[INPUT ROWS]

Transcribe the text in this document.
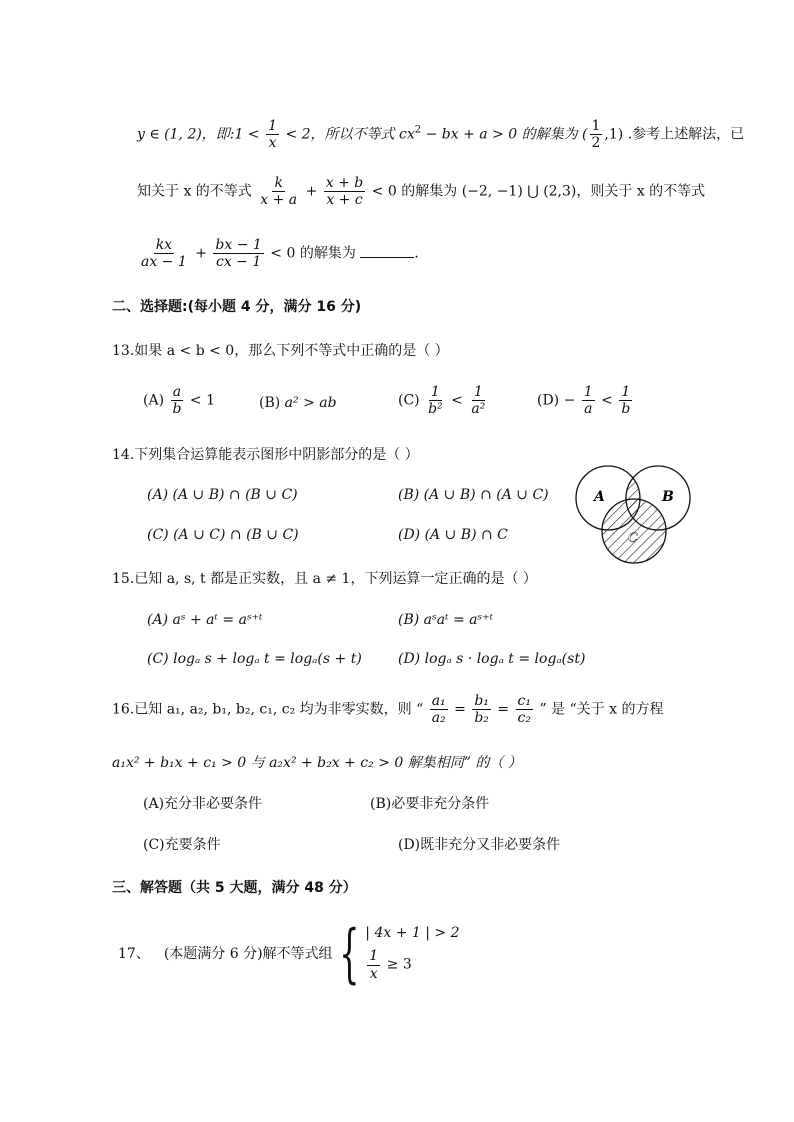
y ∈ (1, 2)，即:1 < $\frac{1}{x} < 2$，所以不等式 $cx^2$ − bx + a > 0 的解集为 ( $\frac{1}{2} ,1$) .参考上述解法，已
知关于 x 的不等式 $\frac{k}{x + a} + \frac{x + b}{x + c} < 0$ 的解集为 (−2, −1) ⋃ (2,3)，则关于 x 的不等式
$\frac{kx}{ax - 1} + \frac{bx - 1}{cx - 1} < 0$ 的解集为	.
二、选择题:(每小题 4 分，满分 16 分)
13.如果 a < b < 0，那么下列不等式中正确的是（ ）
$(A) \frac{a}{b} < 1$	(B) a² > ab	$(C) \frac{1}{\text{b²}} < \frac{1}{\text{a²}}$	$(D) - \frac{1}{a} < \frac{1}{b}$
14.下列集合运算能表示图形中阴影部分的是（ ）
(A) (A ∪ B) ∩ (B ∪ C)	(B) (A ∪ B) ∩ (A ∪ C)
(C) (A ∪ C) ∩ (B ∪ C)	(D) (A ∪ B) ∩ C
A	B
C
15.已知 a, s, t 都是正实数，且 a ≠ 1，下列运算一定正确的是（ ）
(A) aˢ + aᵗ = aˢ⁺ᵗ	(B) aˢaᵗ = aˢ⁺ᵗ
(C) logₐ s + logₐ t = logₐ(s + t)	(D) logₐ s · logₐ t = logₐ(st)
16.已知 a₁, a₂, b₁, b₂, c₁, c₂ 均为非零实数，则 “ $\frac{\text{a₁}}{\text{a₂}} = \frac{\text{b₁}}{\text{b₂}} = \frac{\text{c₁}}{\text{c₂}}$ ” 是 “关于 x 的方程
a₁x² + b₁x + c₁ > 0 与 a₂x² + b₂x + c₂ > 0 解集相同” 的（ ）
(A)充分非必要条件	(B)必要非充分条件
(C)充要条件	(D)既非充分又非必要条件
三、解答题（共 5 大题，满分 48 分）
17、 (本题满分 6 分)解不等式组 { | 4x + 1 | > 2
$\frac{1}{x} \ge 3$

[SHORT TASK] Reproduce the whole listing exactly, but not the images in it.

[RESPONSE TO THIS TASK]
Transcribe the text in this document.
y ∈ (1, 2)，即:1 < $\frac{1}{x} < 2$，所以不等式 $cx^2$ − bx + a > 0 的解集为 ( $\frac{1}{2} ,1$) .参考上述解法，已
知关于 x 的不等式 $\frac{k}{x + a} + \frac{x + b}{x + c} < 0$ 的解集为 (−2, −1) ⋃ (2,3)，则关于 x 的不等式
$\frac{kx}{ax - 1} + \frac{bx - 1}{cx - 1} < 0$ 的解集为	.
二、选择题:(每小题 4 分，满分 16 分)
13.如果 a < b < 0，那么下列不等式中正确的是（ ）
$(A) \frac{a}{b} < 1$	(B) a² > ab	$(C) \frac{1}{\text{b²}} < \frac{1}{\text{a²}}$	$(D) - \frac{1}{a} < \frac{1}{b}$
14.下列集合运算能表示图形中阴影部分的是（ ）
(A) (A ∪ B) ∩ (B ∪ C)	(B) (A ∪ B) ∩ (A ∪ C)
(C) (A ∪ C) ∩ (B ∪ C)	(D) (A ∪ B) ∩ C
A	B
C
15.已知 a, s, t 都是正实数，且 a ≠ 1，下列运算一定正确的是（ ）
(A) aˢ + aᵗ = aˢ⁺ᵗ	(B) aˢaᵗ = aˢ⁺ᵗ
(C) logₐ s + logₐ t = logₐ(s + t)	(D) logₐ s · logₐ t = logₐ(st)
16.已知 a₁, a₂, b₁, b₂, c₁, c₂ 均为非零实数，则 “ $\frac{\text{a₁}}{\text{a₂}} = \frac{\text{b₁}}{\text{b₂}} = \frac{\text{c₁}}{\text{c₂}}$ ” 是 “关于 x 的方程
a₁x² + b₁x + c₁ > 0 与 a₂x² + b₂x + c₂ > 0 解集相同” 的（ ）
(A)充分非必要条件	(B)必要非充分条件
(C)充要条件	(D)既非充分又非必要条件
三、解答题（共 5 大题，满分 48 分）
17、 (本题满分 6 分)解不等式组 { | 4x + 1 | > 2
$\frac{1}{x} \ge 3$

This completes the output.